── ITEMS ──

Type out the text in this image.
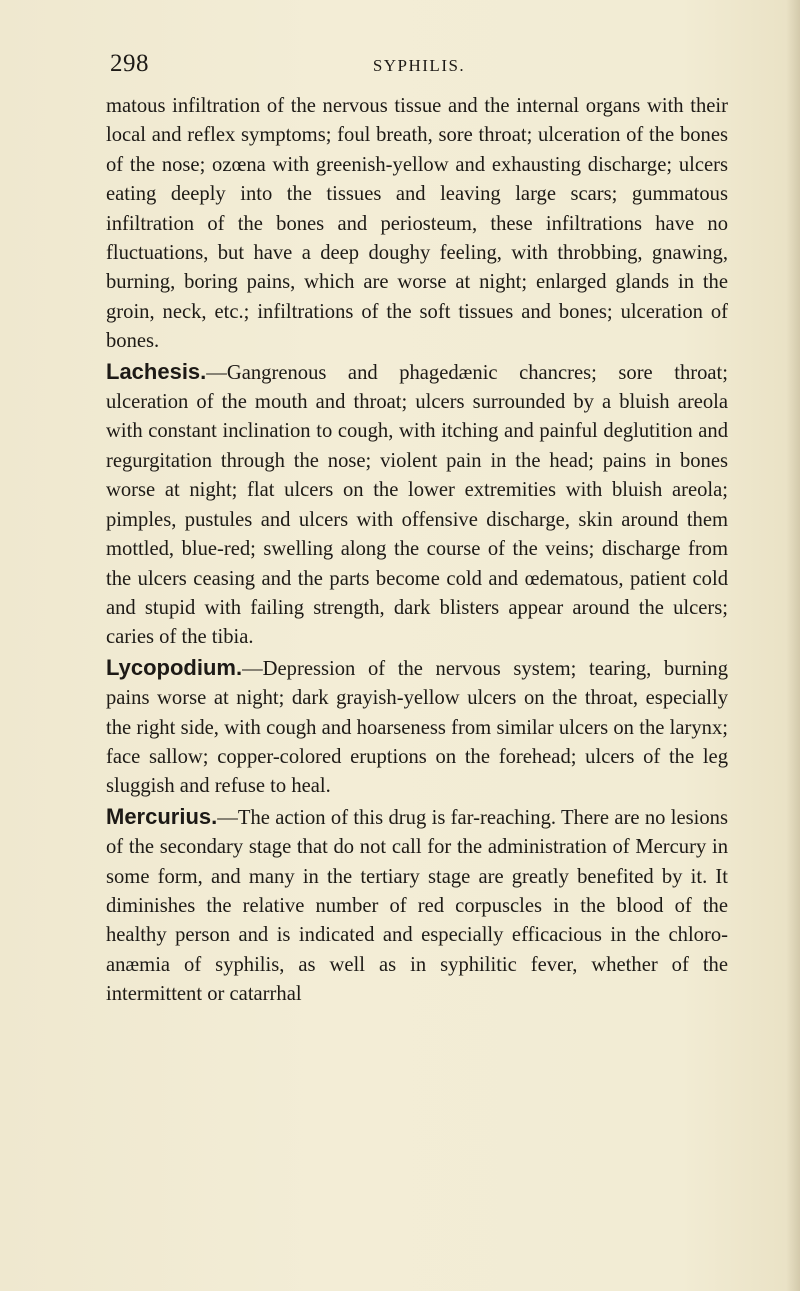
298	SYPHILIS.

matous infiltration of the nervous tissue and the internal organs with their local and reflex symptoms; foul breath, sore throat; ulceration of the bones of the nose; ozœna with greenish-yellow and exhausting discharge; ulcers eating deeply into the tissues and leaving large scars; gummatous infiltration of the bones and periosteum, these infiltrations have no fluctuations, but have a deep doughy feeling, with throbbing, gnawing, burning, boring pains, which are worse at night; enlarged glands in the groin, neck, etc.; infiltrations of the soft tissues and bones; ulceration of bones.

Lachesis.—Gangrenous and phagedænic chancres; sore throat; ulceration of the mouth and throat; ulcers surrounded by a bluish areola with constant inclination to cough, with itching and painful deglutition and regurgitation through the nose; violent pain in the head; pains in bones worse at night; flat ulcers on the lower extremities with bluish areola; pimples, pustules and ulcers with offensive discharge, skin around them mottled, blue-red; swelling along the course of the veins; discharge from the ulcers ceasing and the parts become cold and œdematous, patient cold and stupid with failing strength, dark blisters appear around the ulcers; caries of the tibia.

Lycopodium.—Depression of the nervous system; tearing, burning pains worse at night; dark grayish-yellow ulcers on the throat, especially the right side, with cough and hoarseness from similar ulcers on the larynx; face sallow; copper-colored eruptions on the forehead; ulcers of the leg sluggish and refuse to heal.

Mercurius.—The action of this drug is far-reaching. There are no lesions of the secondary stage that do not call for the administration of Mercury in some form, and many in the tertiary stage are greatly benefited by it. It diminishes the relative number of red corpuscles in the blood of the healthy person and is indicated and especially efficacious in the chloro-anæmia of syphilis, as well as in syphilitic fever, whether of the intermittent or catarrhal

───

● THE TASK: Repeat the records above verbatim, with no pictures in the result.

● RESULT FOR THIS TASK:
Type out the text in this image.
298	SYPHILIS.

matous infiltration of the nervous tissue and the internal organs with their local and reflex symptoms; foul breath, sore throat; ulceration of the bones of the nose; ozœna with greenish-yellow and exhausting discharge; ulcers eating deeply into the tissues and leaving large scars; gummatous infiltration of the bones and periosteum, these infiltrations have no fluctuations, but have a deep doughy feeling, with throbbing, gnawing, burning, boring pains, which are worse at night; enlarged glands in the groin, neck, etc.; infiltrations of the soft tissues and bones; ulceration of bones.

Lachesis.—Gangrenous and phagedænic chancres; sore throat; ulceration of the mouth and throat; ulcers surrounded by a bluish areola with constant inclination to cough, with itching and painful deglutition and regurgitation through the nose; violent pain in the head; pains in bones worse at night; flat ulcers on the lower extremities with bluish areola; pimples, pustules and ulcers with offensive discharge, skin around them mottled, blue-red; swelling along the course of the veins; discharge from the ulcers ceasing and the parts become cold and œdematous, patient cold and stupid with failing strength, dark blisters appear around the ulcers; caries of the tibia.

Lycopodium.—Depression of the nervous system; tearing, burning pains worse at night; dark grayish-yellow ulcers on the throat, especially the right side, with cough and hoarseness from similar ulcers on the larynx; face sallow; copper-colored eruptions on the forehead; ulcers of the leg sluggish and refuse to heal.

Mercurius.—The action of this drug is far-reaching. There are no lesions of the secondary stage that do not call for the administration of Mercury in some form, and many in the tertiary stage are greatly benefited by it. It diminishes the relative number of red corpuscles in the blood of the healthy person and is indicated and especially efficacious in the chloro-anæmia of syphilis, as well as in syphilitic fever, whether of the intermittent or catarrhal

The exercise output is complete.